[BEGIN]
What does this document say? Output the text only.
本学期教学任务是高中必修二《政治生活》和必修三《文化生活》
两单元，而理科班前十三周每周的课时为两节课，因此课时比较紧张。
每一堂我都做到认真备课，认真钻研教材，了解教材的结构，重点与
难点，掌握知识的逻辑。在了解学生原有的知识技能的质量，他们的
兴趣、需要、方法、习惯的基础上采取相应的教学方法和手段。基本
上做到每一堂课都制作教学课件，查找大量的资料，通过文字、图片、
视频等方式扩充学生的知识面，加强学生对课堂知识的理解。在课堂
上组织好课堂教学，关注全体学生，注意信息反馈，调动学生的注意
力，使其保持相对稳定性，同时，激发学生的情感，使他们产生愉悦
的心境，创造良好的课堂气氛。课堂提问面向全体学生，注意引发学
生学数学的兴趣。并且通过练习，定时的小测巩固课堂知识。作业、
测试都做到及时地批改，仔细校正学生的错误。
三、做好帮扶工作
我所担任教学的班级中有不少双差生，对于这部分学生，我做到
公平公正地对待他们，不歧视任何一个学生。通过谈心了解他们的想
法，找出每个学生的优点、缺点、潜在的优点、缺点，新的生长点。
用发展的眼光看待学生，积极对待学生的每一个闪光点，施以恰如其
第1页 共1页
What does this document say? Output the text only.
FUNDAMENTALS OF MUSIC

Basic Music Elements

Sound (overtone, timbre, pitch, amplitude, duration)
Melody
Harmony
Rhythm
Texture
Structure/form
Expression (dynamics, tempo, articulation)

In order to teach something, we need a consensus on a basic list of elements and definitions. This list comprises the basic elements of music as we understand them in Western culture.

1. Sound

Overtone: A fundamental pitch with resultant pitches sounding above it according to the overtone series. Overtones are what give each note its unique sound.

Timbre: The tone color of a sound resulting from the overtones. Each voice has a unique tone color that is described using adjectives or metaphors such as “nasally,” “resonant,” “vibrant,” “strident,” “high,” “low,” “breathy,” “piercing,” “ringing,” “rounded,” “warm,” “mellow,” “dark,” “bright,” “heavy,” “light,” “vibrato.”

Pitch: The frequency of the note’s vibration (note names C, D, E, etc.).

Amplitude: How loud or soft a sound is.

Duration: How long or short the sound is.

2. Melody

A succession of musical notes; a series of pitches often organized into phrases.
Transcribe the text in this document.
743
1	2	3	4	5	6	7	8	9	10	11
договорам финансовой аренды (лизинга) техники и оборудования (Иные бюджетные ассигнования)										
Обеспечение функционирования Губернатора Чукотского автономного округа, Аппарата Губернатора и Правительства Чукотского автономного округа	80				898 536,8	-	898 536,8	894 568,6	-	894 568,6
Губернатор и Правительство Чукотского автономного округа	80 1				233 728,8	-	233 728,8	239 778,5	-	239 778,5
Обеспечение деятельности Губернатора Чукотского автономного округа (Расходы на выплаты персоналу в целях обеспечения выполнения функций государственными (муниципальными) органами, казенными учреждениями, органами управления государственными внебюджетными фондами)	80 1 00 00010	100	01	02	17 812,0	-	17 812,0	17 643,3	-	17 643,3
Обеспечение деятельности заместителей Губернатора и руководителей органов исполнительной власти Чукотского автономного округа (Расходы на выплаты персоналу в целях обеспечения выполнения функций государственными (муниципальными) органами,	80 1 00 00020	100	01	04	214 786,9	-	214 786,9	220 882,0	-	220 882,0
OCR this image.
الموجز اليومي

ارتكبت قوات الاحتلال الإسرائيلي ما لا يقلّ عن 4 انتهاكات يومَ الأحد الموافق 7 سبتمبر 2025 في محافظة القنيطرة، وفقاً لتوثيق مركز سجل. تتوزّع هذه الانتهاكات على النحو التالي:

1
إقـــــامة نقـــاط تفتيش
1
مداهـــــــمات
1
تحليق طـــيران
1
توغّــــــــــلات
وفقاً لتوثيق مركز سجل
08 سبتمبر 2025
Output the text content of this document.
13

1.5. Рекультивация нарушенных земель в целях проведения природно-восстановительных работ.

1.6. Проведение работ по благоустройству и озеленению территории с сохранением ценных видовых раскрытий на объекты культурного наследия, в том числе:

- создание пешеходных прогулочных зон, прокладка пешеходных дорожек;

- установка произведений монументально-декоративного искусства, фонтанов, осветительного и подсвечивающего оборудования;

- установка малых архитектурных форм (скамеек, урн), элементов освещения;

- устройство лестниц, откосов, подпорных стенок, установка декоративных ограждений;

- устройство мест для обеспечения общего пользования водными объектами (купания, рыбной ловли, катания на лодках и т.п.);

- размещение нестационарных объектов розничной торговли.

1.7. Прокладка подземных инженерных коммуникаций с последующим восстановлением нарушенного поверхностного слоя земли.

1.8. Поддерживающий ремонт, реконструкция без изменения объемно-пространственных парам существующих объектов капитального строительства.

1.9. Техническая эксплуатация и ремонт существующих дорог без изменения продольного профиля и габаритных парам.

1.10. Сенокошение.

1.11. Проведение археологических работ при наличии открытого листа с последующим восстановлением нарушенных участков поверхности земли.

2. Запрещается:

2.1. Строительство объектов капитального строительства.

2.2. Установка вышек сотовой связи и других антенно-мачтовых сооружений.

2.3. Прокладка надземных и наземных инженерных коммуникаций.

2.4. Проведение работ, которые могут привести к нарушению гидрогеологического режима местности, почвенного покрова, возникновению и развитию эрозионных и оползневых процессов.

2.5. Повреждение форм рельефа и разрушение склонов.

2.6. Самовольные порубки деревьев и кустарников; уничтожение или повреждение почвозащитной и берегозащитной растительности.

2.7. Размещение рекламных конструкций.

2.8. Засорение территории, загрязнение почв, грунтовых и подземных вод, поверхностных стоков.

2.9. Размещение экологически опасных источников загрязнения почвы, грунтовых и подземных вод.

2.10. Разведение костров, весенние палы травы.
[END]
What is needed: Retype each record exactly, leaving nothing out.

Completed task:
What does this document say? Output the text only.
本学期教学任务是高中必修二《政治生活》和必修三《文化生活》
两单元，而理科班前十三周每周的课时为两节课，因此课时比较紧张。
每一堂我都做到认真备课，认真钻研教材，了解教材的结构，重点与
难点，掌握知识的逻辑。在了解学生原有的知识技能的质量，他们的
兴趣、需要、方法、习惯的基础上采取相应的教学方法和手段。基本
上做到每一堂课都制作教学课件，查找大量的资料，通过文字、图片、
视频等方式扩充学生的知识面，加强学生对课堂知识的理解。在课堂
上组织好课堂教学，关注全体学生，注意信息反馈，调动学生的注意
力，使其保持相对稳定性，同时，激发学生的情感，使他们产生愉悦
的心境，创造良好的课堂气氛。课堂提问面向全体学生，注意引发学
生学数学的兴趣。并且通过练习，定时的小测巩固课堂知识。作业、
测试都做到及时地批改，仔细校正学生的错误。
三、做好帮扶工作
我所担任教学的班级中有不少双差生，对于这部分学生，我做到
公平公正地对待他们，不歧视任何一个学生。通过谈心了解他们的想
法，找出每个学生的优点、缺点、潜在的优点、缺点，新的生长点。
用发展的眼光看待学生，积极对待学生的每一个闪光点，施以恰如其
第1页 共1页
What does this document say? Output the text only.
FUNDAMENTALS OF MUSIC

Basic Music Elements

Sound (overtone, timbre, pitch, amplitude, duration)
Melody
Harmony
Rhythm
Texture
Structure/form
Expression (dynamics, tempo, articulation)

In order to teach something, we need a consensus on a basic list of elements and definitions. This list comprises the basic elements of music as we understand them in Western culture.

1. Sound

Overtone: A fundamental pitch with resultant pitches sounding above it according to the overtone series. Overtones are what give each note its unique sound.

Timbre: The tone color of a sound resulting from the overtones. Each voice has a unique tone color that is described using adjectives or metaphors such as “nasally,” “resonant,” “vibrant,” “strident,” “high,” “low,” “breathy,” “piercing,” “ringing,” “rounded,” “warm,” “mellow,” “dark,” “bright,” “heavy,” “light,” “vibrato.”

Pitch: The frequency of the note’s vibration (note names C, D, E, etc.).

Amplitude: How loud or soft a sound is.

Duration: How long or short the sound is.

2. Melody

A succession of musical notes; a series of pitches often organized into phrases.
Transcribe the text in this document.
743
1	2	3	4	5	6	7	8	9	10	11
договорам финансовой аренды (лизинга) техники и оборудования (Иные бюджетные ассигнования)										
Обеспечение функционирования Губернатора Чукотского автономного округа, Аппарата Губернатора и Правительства Чукотского автономного округа	80				898 536,8	-	898 536,8	894 568,6	-	894 568,6
Губернатор и Правительство Чукотского автономного округа	80 1				233 728,8	-	233 728,8	239 778,5	-	239 778,5
Обеспечение деятельности Губернатора Чукотского автономного округа (Расходы на выплаты персоналу в целях обеспечения выполнения функций государственными (муниципальными) органами, казенными учреждениями, органами управления государственными внебюджетными фондами)	80 1 00 00010	100	01	02	17 812,0	-	17 812,0	17 643,3	-	17 643,3
Обеспечение деятельности заместителей Губернатора и руководителей органов исполнительной власти Чукотского автономного округа (Расходы на выплаты персоналу в целях обеспечения выполнения функций государственными (муниципальными) органами,	80 1 00 00020	100	01	04	214 786,9	-	214 786,9	220 882,0	-	220 882,0
OCR this image.
الموجز اليومي

ارتكبت قوات الاحتلال الإسرائيلي ما لا يقلّ عن 4 انتهاكات يومَ الأحد الموافق 7 سبتمبر 2025 في محافظة القنيطرة، وفقاً لتوثيق مركز سجل. تتوزّع هذه الانتهاكات على النحو التالي:

1
إقـــــامة نقـــاط تفتيش
1
مداهـــــــمات
1
تحليق طـــيران
1
توغّــــــــــلات
وفقاً لتوثيق مركز سجل
08 سبتمبر 2025
Output the text content of this document.
13

1.5. Рекультивация нарушенных земель в целях проведения природно-восстановительных работ.

1.6. Проведение работ по благоустройству и озеленению территории с сохранением ценных видовых раскрытий на объекты культурного наследия, в том числе:

- создание пешеходных прогулочных зон, прокладка пешеходных дорожек;

- установка произведений монументально-декоративного искусства, фонтанов, осветительного и подсвечивающего оборудования;

- установка малых архитектурных форм (скамеек, урн), элементов освещения;

- устройство лестниц, откосов, подпорных стенок, установка декоративных ограждений;

- устройство мест для обеспечения общего пользования водными объектами (купания, рыбной ловли, катания на лодках и т.п.);

- размещение нестационарных объектов розничной торговли.

1.7. Прокладка подземных инженерных коммуникаций с последующим восстановлением нарушенного поверхностного слоя земли.

1.8. Поддерживающий ремонт, реконструкция без изменения объемно-пространственных парам существующих объектов капитального строительства.

1.9. Техническая эксплуатация и ремонт существующих дорог без изменения продольного профиля и габаритных парам.

1.10. Сенокошение.

1.11. Проведение археологических работ при наличии открытого листа с последующим восстановлением нарушенных участков поверхности земли.

2. Запрещается:

2.1. Строительство объектов капитального строительства.

2.2. Установка вышек сотовой связи и других антенно-мачтовых сооружений.

2.3. Прокладка надземных и наземных инженерных коммуникаций.

2.4. Проведение работ, которые могут привести к нарушению гидрогеологического режима местности, почвенного покрова, возникновению и развитию эрозионных и оползневых процессов.

2.5. Повреждение форм рельефа и разрушение склонов.

2.6. Самовольные порубки деревьев и кустарников; уничтожение или повреждение почвозащитной и берегозащитной растительности.

2.7. Размещение рекламных конструкций.

2.8. Засорение территории, загрязнение почв, грунтовых и подземных вод, поверхностных стоков.

2.9. Размещение экологически опасных источников загрязнения почвы, грунтовых и подземных вод.

2.10. Разведение костров, весенние палы травы.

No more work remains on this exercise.